**What this task involves:** The listing beneath should be written out in full, exactly as shown.

**Dataset entries:**

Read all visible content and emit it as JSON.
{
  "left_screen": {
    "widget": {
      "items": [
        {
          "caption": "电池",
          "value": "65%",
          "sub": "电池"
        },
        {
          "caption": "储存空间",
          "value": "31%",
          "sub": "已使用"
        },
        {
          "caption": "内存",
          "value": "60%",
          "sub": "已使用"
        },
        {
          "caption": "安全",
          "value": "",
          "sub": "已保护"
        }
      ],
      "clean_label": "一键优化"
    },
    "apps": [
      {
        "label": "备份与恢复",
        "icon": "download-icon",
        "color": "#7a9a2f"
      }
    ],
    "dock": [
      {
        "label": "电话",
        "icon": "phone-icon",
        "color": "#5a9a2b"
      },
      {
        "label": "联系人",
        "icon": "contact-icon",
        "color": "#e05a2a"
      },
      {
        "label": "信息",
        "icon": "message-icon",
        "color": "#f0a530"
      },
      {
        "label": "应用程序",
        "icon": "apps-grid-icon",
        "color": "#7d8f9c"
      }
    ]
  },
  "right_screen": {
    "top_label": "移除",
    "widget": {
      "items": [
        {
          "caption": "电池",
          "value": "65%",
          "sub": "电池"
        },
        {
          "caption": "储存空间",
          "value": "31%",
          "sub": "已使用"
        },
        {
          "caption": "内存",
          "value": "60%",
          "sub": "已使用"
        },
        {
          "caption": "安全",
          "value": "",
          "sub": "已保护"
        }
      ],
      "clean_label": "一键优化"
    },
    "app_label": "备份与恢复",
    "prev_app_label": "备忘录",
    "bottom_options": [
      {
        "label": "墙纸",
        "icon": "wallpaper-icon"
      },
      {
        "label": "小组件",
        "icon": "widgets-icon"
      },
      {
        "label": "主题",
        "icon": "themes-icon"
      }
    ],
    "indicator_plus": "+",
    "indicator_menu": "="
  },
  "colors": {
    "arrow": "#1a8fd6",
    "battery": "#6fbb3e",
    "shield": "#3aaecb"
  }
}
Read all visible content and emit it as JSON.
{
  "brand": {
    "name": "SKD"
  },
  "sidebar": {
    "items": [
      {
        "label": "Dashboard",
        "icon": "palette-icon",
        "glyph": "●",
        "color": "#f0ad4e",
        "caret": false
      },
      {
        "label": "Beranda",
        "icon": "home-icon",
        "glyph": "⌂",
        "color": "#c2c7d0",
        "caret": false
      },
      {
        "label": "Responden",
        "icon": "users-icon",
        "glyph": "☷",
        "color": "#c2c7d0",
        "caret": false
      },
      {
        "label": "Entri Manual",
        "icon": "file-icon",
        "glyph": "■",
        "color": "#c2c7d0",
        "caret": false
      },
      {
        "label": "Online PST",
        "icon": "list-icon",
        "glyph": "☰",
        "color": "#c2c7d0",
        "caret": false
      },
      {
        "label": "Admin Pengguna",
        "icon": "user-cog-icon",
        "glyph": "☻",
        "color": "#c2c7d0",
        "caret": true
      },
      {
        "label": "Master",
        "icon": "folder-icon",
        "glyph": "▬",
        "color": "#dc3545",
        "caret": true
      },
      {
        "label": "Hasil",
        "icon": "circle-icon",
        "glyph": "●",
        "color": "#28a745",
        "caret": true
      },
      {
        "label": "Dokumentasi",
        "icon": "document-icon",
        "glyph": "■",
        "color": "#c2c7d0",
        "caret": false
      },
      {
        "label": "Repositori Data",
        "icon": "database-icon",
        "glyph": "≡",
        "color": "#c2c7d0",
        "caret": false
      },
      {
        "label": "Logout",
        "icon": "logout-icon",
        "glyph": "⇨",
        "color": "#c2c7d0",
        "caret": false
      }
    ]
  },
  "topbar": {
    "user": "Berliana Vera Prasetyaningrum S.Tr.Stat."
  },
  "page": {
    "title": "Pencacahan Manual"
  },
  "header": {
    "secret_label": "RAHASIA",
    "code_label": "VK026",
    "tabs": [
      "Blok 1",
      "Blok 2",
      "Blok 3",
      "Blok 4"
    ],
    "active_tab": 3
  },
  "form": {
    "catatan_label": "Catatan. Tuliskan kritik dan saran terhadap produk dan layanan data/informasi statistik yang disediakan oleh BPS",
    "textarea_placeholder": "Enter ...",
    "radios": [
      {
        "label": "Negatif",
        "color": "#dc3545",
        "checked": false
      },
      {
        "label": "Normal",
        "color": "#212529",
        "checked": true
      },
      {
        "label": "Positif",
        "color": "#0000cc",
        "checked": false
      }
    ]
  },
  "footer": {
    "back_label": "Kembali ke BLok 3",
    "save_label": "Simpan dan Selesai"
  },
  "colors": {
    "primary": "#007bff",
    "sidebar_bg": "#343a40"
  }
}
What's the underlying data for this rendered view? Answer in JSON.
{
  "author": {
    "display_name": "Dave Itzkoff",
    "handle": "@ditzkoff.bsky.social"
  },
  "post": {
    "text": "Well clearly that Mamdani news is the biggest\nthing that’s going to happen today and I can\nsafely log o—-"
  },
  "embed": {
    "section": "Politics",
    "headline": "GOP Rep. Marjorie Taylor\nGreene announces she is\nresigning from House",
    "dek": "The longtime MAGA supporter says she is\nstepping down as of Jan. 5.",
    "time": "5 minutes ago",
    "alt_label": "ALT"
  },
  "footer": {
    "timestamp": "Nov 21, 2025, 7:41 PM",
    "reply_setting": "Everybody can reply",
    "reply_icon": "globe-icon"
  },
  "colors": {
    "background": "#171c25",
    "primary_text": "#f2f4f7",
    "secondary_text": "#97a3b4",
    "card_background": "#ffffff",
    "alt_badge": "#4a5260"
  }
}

**Answer for this exercise:**
Read all visible content and emit it as JSON.
{
  "left_screen": {
    "widget": {
      "items": [
        {
          "caption": "电池",
          "value": "65%",
          "sub": "电池"
        },
        {
          "caption": "储存空间",
          "value": "31%",
          "sub": "已使用"
        },
        {
          "caption": "内存",
          "value": "60%",
          "sub": "已使用"
        },
        {
          "caption": "安全",
          "value": "",
          "sub": "已保护"
        }
      ],
      "clean_label": "一键优化"
    },
    "apps": [
      {
        "label": "备份与恢复",
        "icon": "download-icon",
        "color": "#7a9a2f"
      }
    ],
    "dock": [
      {
        "label": "电话",
        "icon": "phone-icon",
        "color": "#5a9a2b"
      },
      {
        "label": "联系人",
        "icon": "contact-icon",
        "color": "#e05a2a"
      },
      {
        "label": "信息",
        "icon": "message-icon",
        "color": "#f0a530"
      },
      {
        "label": "应用程序",
        "icon": "apps-grid-icon",
        "color": "#7d8f9c"
      }
    ]
  },
  "right_screen": {
    "top_label": "移除",
    "widget": {
      "items": [
        {
          "caption": "电池",
          "value": "65%",
          "sub": "电池"
        },
        {
          "caption": "储存空间",
          "value": "31%",
          "sub": "已使用"
        },
        {
          "caption": "内存",
          "value": "60%",
          "sub": "已使用"
        },
        {
          "caption": "安全",
          "value": "",
          "sub": "已保护"
        }
      ],
      "clean_label": "一键优化"
    },
    "app_label": "备份与恢复",
    "prev_app_label": "备忘录",
    "bottom_options": [
      {
        "label": "墙纸",
        "icon": "wallpaper-icon"
      },
      {
        "label": "小组件",
        "icon": "widgets-icon"
      },
      {
        "label": "主题",
        "icon": "themes-icon"
      }
    ],
    "indicator_plus": "+",
    "indicator_menu": "="
  },
  "colors": {
    "arrow": "#1a8fd6",
    "battery": "#6fbb3e",
    "shield": "#3aaecb"
  }
}
Read all visible content and emit it as JSON.
{
  "brand": {
    "name": "SKD"
  },
  "sidebar": {
    "items": [
      {
        "label": "Dashboard",
        "icon": "palette-icon",
        "glyph": "●",
        "color": "#f0ad4e",
        "caret": false
      },
      {
        "label": "Beranda",
        "icon": "home-icon",
        "glyph": "⌂",
        "color": "#c2c7d0",
        "caret": false
      },
      {
        "label": "Responden",
        "icon": "users-icon",
        "glyph": "☷",
        "color": "#c2c7d0",
        "caret": false
      },
      {
        "label": "Entri Manual",
        "icon": "file-icon",
        "glyph": "■",
        "color": "#c2c7d0",
        "caret": false
      },
      {
        "label": "Online PST",
        "icon": "list-icon",
        "glyph": "☰",
        "color": "#c2c7d0",
        "caret": false
      },
      {
        "label": "Admin Pengguna",
        "icon": "user-cog-icon",
        "glyph": "☻",
        "color": "#c2c7d0",
        "caret": true
      },
      {
        "label": "Master",
        "icon": "folder-icon",
        "glyph": "▬",
        "color": "#dc3545",
        "caret": true
      },
      {
        "label": "Hasil",
        "icon": "circle-icon",
        "glyph": "●",
        "color": "#28a745",
        "caret": true
      },
      {
        "label": "Dokumentasi",
        "icon": "document-icon",
        "glyph": "■",
        "color": "#c2c7d0",
        "caret": false
      },
      {
        "label": "Repositori Data",
        "icon": "database-icon",
        "glyph": "≡",
        "color": "#c2c7d0",
        "caret": false
      },
      {
        "label": "Logout",
        "icon": "logout-icon",
        "glyph": "⇨",
        "color": "#c2c7d0",
        "caret": false
      }
    ]
  },
  "topbar": {
    "user": "Berliana Vera Prasetyaningrum S.Tr.Stat."
  },
  "page": {
    "title": "Pencacahan Manual"
  },
  "header": {
    "secret_label": "RAHASIA",
    "code_label": "VK026",
    "tabs": [
      "Blok 1",
      "Blok 2",
      "Blok 3",
      "Blok 4"
    ],
    "active_tab": 3
  },
  "form": {
    "catatan_label": "Catatan. Tuliskan kritik dan saran terhadap produk dan layanan data/informasi statistik yang disediakan oleh BPS",
    "textarea_placeholder": "Enter ...",
    "radios": [
      {
        "label": "Negatif",
        "color": "#dc3545",
        "checked": false
      },
      {
        "label": "Normal",
        "color": "#212529",
        "checked": true
      },
      {
        "label": "Positif",
        "color": "#0000cc",
        "checked": false
      }
    ]
  },
  "footer": {
    "back_label": "Kembali ke BLok 3",
    "save_label": "Simpan dan Selesai"
  },
  "colors": {
    "primary": "#007bff",
    "sidebar_bg": "#343a40"
  }
}
What's the underlying data for this rendered view? Answer in JSON.
{
  "author": {
    "display_name": "Dave Itzkoff",
    "handle": "@ditzkoff.bsky.social"
  },
  "post": {
    "text": "Well clearly that Mamdani news is the biggest\nthing that’s going to happen today and I can\nsafely log o—-"
  },
  "embed": {
    "section": "Politics",
    "headline": "GOP Rep. Marjorie Taylor\nGreene announces she is\nresigning from House",
    "dek": "The longtime MAGA supporter says she is\nstepping down as of Jan. 5.",
    "time": "5 minutes ago",
    "alt_label": "ALT"
  },
  "footer": {
    "timestamp": "Nov 21, 2025, 7:41 PM",
    "reply_setting": "Everybody can reply",
    "reply_icon": "globe-icon"
  },
  "colors": {
    "background": "#171c25",
    "primary_text": "#f2f4f7",
    "secondary_text": "#97a3b4",
    "card_background": "#ffffff",
    "alt_badge": "#4a5260"
  }
}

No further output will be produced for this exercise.